In the records below, pick out all lines containing the word "output".

━━━━━━━━━━━━━━━━━━━━

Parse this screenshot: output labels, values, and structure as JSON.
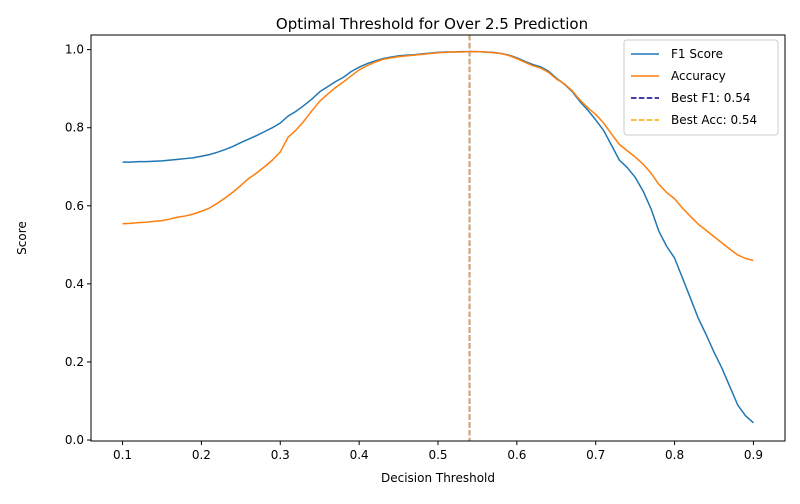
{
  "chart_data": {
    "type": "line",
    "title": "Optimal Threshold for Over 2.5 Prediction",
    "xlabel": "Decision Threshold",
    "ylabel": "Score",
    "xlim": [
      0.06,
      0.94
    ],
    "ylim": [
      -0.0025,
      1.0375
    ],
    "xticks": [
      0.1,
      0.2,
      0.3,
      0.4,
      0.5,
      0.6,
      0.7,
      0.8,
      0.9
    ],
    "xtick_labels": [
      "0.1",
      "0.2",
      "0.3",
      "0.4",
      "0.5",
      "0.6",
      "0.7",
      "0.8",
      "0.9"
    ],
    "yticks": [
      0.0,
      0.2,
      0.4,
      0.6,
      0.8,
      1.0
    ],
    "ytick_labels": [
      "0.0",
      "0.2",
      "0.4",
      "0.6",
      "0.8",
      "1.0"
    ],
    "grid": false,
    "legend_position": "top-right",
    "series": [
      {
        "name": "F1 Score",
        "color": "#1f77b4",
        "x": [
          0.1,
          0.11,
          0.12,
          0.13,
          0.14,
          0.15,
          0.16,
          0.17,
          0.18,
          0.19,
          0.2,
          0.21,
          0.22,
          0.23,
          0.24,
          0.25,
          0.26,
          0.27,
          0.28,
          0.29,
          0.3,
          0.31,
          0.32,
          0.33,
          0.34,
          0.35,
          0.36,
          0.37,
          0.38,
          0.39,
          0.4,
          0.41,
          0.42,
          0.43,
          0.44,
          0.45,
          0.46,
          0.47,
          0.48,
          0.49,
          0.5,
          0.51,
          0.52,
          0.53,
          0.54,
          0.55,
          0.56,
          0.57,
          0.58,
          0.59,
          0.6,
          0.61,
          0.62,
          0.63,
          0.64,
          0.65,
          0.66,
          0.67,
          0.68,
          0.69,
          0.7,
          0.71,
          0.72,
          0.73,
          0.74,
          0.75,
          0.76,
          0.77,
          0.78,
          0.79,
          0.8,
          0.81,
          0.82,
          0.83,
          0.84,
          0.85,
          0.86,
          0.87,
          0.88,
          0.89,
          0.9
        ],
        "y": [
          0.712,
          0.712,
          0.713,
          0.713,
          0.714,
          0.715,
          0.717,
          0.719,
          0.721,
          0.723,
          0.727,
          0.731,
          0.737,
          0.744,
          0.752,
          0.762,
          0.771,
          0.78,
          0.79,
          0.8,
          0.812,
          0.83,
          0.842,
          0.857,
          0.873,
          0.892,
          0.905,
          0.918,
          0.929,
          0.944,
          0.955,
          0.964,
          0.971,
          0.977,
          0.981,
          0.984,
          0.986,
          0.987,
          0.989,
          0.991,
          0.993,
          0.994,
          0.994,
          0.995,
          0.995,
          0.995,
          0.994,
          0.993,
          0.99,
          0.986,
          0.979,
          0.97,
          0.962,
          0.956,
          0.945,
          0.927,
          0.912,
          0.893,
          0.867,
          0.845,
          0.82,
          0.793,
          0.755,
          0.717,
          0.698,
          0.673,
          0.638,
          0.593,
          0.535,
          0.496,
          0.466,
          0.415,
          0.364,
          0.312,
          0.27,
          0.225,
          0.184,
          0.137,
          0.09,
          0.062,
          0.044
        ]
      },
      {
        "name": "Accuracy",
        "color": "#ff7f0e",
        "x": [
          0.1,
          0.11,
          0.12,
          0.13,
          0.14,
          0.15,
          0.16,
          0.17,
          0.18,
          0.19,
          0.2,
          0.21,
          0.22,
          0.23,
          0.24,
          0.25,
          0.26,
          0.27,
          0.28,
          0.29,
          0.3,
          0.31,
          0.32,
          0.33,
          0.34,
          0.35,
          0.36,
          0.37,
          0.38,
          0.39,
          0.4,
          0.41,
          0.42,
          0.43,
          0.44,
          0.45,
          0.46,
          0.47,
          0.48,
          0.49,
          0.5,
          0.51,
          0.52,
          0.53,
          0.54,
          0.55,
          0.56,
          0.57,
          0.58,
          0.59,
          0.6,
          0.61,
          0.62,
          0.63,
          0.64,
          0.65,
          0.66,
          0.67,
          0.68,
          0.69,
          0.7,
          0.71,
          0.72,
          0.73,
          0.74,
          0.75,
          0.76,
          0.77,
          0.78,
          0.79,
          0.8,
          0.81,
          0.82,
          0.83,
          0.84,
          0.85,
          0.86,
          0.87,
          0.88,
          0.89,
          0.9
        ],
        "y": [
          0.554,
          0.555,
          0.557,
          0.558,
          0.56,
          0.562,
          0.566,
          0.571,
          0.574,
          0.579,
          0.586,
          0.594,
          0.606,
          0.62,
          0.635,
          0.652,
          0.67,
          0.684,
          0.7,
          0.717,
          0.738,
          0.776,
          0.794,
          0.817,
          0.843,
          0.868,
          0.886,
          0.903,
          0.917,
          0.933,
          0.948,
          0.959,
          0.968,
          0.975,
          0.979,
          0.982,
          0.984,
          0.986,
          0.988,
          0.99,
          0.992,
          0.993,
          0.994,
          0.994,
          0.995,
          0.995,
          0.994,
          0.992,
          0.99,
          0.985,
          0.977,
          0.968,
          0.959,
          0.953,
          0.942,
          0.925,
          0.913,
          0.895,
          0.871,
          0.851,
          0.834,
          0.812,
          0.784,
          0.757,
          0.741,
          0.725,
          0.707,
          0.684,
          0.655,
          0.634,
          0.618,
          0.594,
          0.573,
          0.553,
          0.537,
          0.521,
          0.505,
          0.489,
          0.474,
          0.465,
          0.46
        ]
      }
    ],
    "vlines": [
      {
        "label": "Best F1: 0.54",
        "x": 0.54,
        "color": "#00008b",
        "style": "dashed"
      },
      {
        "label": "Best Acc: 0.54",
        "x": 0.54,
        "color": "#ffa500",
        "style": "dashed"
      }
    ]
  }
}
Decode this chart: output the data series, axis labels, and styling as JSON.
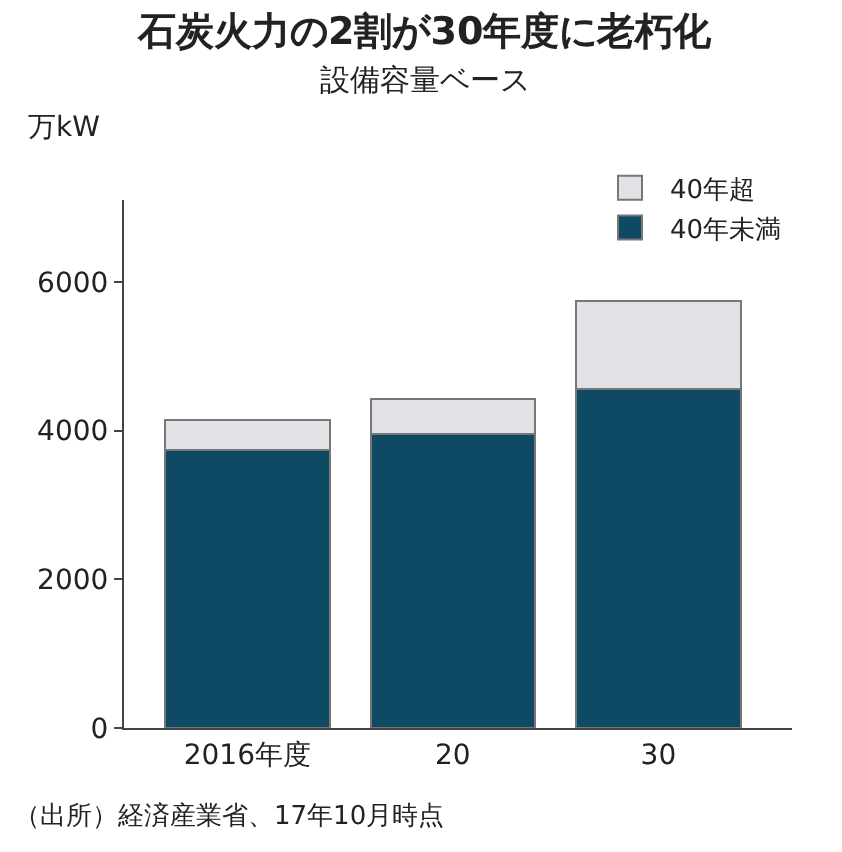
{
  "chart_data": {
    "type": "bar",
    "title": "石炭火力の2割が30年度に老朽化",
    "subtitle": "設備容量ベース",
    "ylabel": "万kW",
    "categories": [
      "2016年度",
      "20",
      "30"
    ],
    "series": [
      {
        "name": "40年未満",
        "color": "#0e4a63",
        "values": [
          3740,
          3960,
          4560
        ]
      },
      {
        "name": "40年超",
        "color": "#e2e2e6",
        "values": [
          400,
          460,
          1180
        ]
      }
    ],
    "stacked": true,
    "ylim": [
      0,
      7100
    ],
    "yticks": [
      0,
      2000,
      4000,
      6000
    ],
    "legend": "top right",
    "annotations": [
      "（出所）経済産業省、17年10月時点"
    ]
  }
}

━━━━━━━━━━━━━━━━━━━━

■ **The reply**
Parse this screenshot: output labels, values, and structure as JSON.
Decode this chart: output the data series, axis labels, and styling as JSON.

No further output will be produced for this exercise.